**PROMPT**
Write down the stretch of lines from the line containing "1137, 520, 1159]" through the line containing "867, 366, 886]", character for character, including both of those lines.

**DATA TO PROCESS**
=-=-=-=-=

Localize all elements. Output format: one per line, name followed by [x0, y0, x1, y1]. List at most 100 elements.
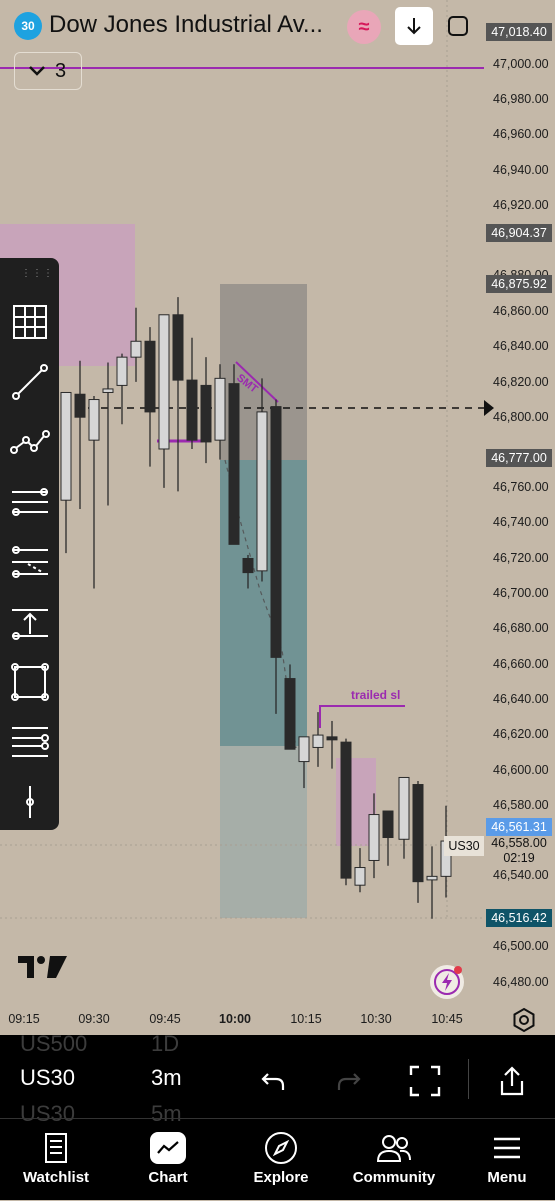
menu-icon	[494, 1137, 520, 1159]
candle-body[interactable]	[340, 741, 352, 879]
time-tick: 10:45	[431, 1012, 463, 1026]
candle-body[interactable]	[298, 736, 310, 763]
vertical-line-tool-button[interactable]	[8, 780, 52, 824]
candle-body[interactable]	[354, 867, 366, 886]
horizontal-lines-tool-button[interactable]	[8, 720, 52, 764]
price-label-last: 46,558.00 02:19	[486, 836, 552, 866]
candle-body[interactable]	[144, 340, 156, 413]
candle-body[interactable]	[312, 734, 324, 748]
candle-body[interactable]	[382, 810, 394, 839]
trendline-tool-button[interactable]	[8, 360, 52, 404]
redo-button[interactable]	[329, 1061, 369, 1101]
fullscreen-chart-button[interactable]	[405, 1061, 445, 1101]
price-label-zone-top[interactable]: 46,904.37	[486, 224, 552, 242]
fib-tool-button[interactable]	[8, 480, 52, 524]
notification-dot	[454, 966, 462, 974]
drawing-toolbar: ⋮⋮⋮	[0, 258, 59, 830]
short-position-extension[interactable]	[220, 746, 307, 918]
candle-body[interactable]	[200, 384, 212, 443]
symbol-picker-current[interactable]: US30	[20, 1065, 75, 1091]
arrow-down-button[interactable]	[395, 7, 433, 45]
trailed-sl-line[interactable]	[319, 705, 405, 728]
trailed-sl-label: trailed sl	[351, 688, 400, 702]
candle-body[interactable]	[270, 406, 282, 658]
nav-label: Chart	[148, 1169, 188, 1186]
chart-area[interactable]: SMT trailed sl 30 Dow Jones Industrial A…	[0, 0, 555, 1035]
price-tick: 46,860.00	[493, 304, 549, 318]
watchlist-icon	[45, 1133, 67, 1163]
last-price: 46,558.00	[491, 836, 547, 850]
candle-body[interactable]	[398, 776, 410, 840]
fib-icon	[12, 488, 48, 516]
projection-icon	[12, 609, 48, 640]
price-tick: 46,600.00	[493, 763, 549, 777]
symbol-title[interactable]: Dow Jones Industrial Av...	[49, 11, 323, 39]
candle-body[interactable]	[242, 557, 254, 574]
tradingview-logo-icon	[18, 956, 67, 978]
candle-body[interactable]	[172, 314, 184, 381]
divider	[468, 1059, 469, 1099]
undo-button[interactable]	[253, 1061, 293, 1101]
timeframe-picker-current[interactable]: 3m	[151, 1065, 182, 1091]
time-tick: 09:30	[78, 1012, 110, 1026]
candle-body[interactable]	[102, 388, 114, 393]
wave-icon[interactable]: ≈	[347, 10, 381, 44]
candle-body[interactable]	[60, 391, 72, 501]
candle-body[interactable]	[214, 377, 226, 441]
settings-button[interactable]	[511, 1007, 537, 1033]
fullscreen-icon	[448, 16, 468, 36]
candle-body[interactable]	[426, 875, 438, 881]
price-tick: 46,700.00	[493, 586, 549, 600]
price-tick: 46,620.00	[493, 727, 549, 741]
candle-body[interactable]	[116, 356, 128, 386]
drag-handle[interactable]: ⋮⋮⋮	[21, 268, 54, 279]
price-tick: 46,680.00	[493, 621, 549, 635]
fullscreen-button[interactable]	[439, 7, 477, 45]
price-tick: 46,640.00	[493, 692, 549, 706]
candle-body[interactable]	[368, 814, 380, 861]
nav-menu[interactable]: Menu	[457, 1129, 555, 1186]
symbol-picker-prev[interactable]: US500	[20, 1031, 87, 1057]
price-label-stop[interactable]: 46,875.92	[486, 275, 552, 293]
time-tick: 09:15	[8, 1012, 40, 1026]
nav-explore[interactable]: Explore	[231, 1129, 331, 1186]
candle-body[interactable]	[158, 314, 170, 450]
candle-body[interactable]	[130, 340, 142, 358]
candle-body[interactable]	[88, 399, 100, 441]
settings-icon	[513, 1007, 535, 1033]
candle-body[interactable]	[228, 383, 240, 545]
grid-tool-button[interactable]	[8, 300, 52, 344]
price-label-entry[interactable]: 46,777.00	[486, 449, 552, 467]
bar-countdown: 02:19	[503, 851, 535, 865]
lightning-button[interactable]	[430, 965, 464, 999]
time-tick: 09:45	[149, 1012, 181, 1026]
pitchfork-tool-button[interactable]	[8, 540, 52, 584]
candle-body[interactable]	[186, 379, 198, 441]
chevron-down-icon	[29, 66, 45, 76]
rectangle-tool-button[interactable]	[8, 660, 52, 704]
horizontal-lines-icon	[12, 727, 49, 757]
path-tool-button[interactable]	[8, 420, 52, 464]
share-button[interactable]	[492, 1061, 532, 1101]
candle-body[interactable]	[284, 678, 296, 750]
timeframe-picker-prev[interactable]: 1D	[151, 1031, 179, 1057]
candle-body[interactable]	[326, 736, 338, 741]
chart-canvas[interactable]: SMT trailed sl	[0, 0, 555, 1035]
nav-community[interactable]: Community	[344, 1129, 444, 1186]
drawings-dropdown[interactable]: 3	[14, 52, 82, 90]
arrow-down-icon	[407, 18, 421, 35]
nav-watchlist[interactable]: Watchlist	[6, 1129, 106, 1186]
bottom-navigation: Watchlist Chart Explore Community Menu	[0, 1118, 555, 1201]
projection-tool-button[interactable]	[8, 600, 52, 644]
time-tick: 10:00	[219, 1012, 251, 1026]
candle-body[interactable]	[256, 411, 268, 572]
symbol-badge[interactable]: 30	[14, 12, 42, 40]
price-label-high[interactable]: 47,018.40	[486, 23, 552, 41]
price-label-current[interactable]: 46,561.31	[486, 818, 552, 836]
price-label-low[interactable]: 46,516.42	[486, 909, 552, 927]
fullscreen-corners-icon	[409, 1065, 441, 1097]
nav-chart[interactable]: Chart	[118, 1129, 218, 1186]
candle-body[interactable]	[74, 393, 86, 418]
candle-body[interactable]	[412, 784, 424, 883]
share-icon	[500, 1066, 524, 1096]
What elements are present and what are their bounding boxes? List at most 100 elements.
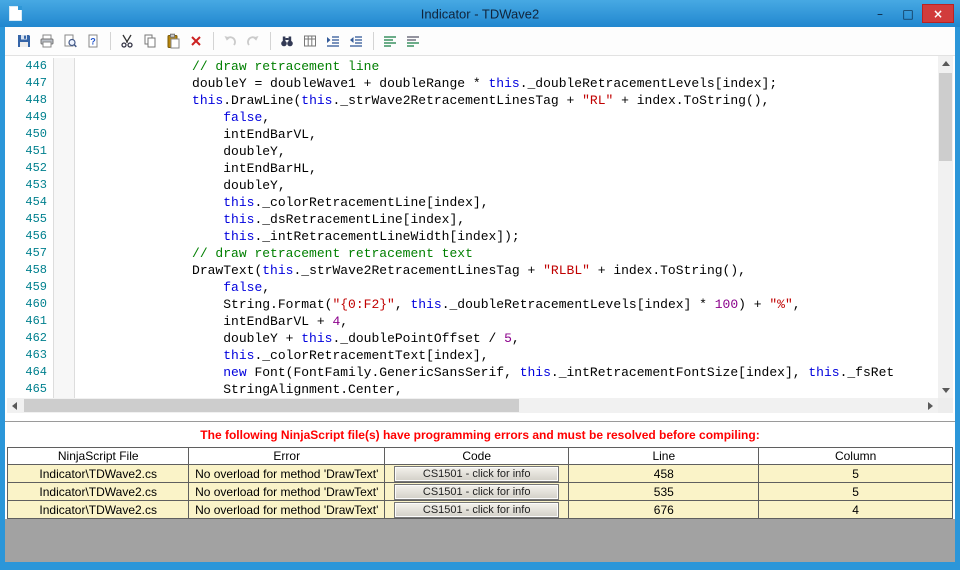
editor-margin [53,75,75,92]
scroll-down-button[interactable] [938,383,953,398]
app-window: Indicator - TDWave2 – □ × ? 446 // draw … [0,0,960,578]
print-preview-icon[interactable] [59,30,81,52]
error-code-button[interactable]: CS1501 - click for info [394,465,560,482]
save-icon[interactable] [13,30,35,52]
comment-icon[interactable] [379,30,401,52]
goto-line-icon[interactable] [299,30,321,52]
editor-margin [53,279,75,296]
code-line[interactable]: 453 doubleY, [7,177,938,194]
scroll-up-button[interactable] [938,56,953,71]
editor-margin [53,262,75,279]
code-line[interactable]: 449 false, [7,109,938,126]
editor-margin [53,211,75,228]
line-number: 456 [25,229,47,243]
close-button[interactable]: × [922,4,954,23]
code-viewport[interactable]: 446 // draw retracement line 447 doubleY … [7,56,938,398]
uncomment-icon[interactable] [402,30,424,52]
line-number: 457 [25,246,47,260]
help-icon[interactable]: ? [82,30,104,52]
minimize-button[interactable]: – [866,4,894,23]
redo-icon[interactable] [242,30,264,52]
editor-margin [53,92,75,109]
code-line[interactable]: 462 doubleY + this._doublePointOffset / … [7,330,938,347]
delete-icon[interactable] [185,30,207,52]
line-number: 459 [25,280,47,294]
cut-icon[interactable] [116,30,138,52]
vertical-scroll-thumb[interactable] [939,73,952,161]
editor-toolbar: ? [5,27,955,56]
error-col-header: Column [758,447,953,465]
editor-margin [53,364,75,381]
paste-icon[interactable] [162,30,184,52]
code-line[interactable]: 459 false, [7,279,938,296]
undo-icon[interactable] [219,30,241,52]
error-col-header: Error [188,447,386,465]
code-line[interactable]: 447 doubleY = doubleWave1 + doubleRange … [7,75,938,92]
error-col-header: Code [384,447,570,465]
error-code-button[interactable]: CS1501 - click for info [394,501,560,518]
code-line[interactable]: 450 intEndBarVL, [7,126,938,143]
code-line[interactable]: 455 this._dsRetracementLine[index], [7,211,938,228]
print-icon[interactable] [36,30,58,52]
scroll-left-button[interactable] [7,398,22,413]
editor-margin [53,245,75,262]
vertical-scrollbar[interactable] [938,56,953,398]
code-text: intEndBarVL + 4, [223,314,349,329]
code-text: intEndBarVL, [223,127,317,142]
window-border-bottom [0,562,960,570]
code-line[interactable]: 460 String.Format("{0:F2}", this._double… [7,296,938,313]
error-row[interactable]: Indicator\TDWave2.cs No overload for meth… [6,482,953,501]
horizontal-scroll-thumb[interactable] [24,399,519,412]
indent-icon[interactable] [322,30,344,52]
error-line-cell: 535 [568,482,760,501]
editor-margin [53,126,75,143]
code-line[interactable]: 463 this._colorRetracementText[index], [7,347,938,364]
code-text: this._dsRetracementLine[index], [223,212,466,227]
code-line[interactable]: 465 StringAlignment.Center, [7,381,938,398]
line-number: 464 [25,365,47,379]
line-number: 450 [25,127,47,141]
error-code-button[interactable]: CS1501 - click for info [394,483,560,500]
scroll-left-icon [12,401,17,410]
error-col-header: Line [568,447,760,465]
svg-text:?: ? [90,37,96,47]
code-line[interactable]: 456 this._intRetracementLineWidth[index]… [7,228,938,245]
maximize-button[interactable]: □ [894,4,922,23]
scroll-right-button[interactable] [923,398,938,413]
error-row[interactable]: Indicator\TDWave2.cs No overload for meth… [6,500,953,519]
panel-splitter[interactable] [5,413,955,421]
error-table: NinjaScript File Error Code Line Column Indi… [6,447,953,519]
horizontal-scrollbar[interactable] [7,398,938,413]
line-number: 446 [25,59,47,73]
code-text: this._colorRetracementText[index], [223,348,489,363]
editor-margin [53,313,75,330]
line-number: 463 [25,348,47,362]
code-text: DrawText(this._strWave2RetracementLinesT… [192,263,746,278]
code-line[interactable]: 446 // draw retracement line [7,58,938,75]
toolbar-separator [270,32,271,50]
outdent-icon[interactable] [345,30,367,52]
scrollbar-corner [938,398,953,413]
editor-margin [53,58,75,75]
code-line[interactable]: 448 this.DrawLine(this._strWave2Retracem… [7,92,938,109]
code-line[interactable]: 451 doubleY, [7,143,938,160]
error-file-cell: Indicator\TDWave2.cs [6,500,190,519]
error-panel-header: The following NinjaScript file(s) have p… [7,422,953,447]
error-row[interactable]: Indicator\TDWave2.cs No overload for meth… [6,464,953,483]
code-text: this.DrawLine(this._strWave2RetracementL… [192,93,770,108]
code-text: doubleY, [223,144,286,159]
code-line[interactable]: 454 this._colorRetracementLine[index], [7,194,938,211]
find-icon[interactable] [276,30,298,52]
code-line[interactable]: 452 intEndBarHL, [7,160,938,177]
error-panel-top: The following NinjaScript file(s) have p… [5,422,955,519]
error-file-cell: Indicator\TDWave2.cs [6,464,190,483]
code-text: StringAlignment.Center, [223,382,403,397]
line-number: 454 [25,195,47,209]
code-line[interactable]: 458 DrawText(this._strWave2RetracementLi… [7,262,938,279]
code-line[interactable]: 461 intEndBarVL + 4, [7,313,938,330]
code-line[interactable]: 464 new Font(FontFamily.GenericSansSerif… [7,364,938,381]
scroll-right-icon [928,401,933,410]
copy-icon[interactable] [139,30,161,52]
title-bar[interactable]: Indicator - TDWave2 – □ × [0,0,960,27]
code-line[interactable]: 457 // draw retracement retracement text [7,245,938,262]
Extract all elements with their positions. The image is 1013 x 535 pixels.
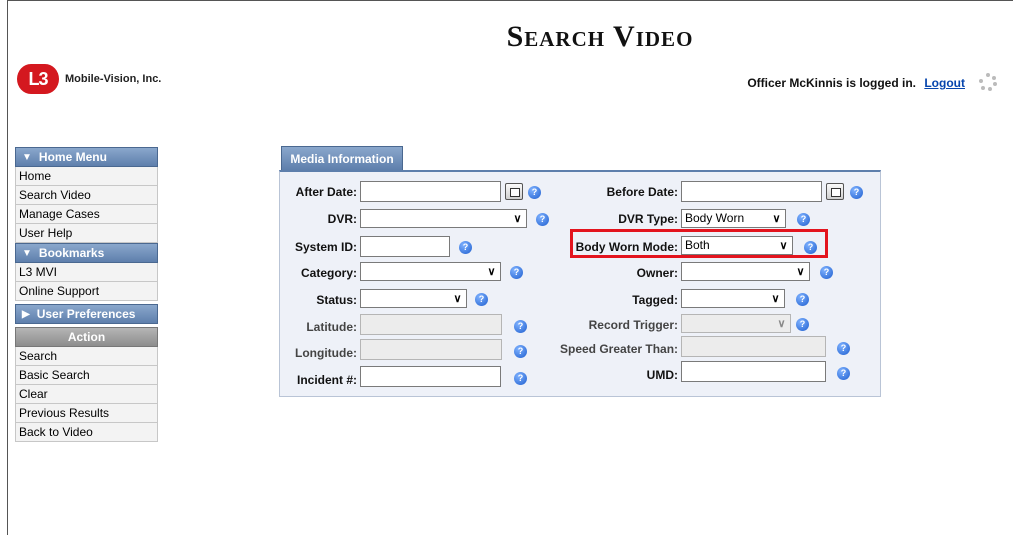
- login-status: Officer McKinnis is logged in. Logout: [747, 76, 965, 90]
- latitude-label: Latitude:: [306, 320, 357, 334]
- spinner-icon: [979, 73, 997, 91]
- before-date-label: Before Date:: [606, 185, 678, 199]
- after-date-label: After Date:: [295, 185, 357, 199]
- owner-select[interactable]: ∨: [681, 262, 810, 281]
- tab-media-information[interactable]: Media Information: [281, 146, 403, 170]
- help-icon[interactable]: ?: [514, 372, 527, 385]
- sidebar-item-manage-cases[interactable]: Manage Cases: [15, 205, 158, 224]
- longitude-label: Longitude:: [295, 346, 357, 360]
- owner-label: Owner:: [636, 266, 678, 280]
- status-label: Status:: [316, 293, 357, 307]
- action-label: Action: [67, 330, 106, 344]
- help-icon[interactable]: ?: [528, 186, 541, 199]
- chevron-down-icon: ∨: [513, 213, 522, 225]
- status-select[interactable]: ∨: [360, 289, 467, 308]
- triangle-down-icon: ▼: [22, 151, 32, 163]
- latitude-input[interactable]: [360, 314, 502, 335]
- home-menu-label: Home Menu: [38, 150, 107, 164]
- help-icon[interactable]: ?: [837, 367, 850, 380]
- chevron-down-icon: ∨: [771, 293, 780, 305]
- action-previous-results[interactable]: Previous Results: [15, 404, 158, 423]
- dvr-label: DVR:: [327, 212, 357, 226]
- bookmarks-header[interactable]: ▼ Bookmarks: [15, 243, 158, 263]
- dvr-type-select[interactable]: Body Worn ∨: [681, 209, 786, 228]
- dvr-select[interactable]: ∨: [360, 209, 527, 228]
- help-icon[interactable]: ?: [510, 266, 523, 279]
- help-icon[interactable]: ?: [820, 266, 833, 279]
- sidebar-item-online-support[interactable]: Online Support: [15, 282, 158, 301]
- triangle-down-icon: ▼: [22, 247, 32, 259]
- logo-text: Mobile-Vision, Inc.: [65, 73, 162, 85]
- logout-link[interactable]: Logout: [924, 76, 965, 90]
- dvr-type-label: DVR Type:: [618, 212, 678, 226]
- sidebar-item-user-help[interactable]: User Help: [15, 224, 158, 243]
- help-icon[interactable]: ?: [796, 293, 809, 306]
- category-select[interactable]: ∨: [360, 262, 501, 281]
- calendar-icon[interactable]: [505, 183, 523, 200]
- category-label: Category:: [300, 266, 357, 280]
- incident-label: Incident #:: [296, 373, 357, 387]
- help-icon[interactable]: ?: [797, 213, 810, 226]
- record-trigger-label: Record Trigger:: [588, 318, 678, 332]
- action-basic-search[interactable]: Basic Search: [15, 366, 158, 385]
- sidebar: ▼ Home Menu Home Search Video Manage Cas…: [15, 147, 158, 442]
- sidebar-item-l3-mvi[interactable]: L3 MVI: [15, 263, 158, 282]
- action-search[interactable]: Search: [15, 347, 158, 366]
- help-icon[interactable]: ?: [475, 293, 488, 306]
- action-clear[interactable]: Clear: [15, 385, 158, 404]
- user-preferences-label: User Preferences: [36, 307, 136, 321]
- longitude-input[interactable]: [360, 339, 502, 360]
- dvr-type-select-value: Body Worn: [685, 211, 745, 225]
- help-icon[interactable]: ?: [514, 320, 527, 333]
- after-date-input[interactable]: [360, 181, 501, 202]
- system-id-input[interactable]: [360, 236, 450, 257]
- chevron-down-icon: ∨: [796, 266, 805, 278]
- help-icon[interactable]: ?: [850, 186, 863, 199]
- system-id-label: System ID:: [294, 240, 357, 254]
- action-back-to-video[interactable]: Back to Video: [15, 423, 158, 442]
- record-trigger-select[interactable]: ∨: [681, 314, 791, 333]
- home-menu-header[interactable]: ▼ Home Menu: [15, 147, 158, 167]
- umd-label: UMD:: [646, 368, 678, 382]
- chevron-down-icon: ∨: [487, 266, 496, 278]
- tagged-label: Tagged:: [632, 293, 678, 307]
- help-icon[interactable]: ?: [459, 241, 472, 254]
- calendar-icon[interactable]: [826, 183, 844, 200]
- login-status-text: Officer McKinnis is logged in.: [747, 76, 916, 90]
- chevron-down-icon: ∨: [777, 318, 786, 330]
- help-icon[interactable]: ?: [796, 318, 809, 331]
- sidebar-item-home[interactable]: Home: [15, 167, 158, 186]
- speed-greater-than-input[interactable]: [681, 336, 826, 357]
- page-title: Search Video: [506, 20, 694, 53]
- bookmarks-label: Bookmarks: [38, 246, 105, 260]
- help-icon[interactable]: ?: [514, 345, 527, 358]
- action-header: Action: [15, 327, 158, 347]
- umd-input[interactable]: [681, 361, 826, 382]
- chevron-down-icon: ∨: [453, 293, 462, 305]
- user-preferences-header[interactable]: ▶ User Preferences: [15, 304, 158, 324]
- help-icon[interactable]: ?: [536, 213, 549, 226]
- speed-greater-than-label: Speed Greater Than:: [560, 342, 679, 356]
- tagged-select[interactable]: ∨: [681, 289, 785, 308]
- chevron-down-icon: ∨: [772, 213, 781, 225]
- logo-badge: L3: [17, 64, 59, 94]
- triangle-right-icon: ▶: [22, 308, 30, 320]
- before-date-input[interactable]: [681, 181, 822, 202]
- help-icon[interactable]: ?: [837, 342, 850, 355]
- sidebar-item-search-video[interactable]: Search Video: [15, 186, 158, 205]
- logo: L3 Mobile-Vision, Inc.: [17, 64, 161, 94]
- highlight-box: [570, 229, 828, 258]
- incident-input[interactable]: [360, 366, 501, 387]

=-=-=-=-=

**FULL SOLUTION**
menu-icon	[494, 1137, 520, 1159]
candle-body[interactable]	[340, 741, 352, 879]
time-tick: 10:45	[431, 1012, 463, 1026]
candle-body[interactable]	[298, 736, 310, 763]
vertical-line-tool-button[interactable]	[8, 780, 52, 824]
candle-body[interactable]	[354, 867, 366, 886]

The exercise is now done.